===== Data to use =====

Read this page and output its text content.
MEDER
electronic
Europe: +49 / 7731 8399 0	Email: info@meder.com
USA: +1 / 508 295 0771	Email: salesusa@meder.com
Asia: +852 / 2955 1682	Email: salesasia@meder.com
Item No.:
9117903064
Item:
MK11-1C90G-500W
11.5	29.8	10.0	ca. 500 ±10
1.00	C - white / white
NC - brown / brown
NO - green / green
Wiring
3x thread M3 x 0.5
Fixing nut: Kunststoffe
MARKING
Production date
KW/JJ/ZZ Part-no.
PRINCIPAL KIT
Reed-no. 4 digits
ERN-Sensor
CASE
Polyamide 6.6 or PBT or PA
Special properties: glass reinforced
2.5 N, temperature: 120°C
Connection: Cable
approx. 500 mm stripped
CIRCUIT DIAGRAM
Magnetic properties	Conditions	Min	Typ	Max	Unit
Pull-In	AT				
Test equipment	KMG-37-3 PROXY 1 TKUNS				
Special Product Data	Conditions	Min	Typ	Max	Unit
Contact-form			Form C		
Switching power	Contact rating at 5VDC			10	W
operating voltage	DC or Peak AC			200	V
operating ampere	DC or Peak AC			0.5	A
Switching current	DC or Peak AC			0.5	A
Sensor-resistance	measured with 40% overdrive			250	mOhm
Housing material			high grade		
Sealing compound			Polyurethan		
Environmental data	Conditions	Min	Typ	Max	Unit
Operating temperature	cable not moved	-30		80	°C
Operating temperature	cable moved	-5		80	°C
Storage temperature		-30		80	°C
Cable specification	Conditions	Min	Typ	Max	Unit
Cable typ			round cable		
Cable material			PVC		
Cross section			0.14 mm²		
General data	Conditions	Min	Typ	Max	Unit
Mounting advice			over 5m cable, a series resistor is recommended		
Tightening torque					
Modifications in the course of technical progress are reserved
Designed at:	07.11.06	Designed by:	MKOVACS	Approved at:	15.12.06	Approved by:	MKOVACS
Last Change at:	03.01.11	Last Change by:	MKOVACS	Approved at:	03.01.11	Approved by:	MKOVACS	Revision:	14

=====

Required work: Each record above should be repeated exactly as it appears.

Answer to the task:
Read this page and output its text content.
MEDER
electronic
Europe: +49 / 7731 8399 0	Email: info@meder.com
USA: +1 / 508 295 0771	Email: salesusa@meder.com
Asia: +852 / 2955 1682	Email: salesasia@meder.com
Item No.:
9117903064
Item:
MK11-1C90G-500W
11.5	29.8	10.0	ca. 500 ±10
1.00	C - white / white
NC - brown / brown
NO - green / green
Wiring
3x thread M3 x 0.5
Fixing nut: Kunststoffe
MARKING
Production date
KW/JJ/ZZ Part-no.
PRINCIPAL KIT
Reed-no. 4 digits
ERN-Sensor
CASE
Polyamide 6.6 or PBT or PA
Special properties: glass reinforced
2.5 N, temperature: 120°C
Connection: Cable
approx. 500 mm stripped
CIRCUIT DIAGRAM
Magnetic properties	Conditions	Min	Typ	Max	Unit
Pull-In	AT				
Test equipment	KMG-37-3 PROXY 1 TKUNS				
Special Product Data	Conditions	Min	Typ	Max	Unit
Contact-form			Form C		
Switching power	Contact rating at 5VDC			10	W
operating voltage	DC or Peak AC			200	V
operating ampere	DC or Peak AC			0.5	A
Switching current	DC or Peak AC			0.5	A
Sensor-resistance	measured with 40% overdrive			250	mOhm
Housing material			high grade		
Sealing compound			Polyurethan		
Environmental data	Conditions	Min	Typ	Max	Unit
Operating temperature	cable not moved	-30		80	°C
Operating temperature	cable moved	-5		80	°C
Storage temperature		-30		80	°C
Cable specification	Conditions	Min	Typ	Max	Unit
Cable typ			round cable		
Cable material			PVC		
Cross section			0.14 mm²		
General data	Conditions	Min	Typ	Max	Unit
Mounting advice			over 5m cable, a series resistor is recommended		
Tightening torque					
Modifications in the course of technical progress are reserved
Designed at:	07.11.06	Designed by:	MKOVACS	Approved at:	15.12.06	Approved by:	MKOVACS
Last Change at:	03.01.11	Last Change by:	MKOVACS	Approved at:	03.01.11	Approved by:	MKOVACS	Revision:	14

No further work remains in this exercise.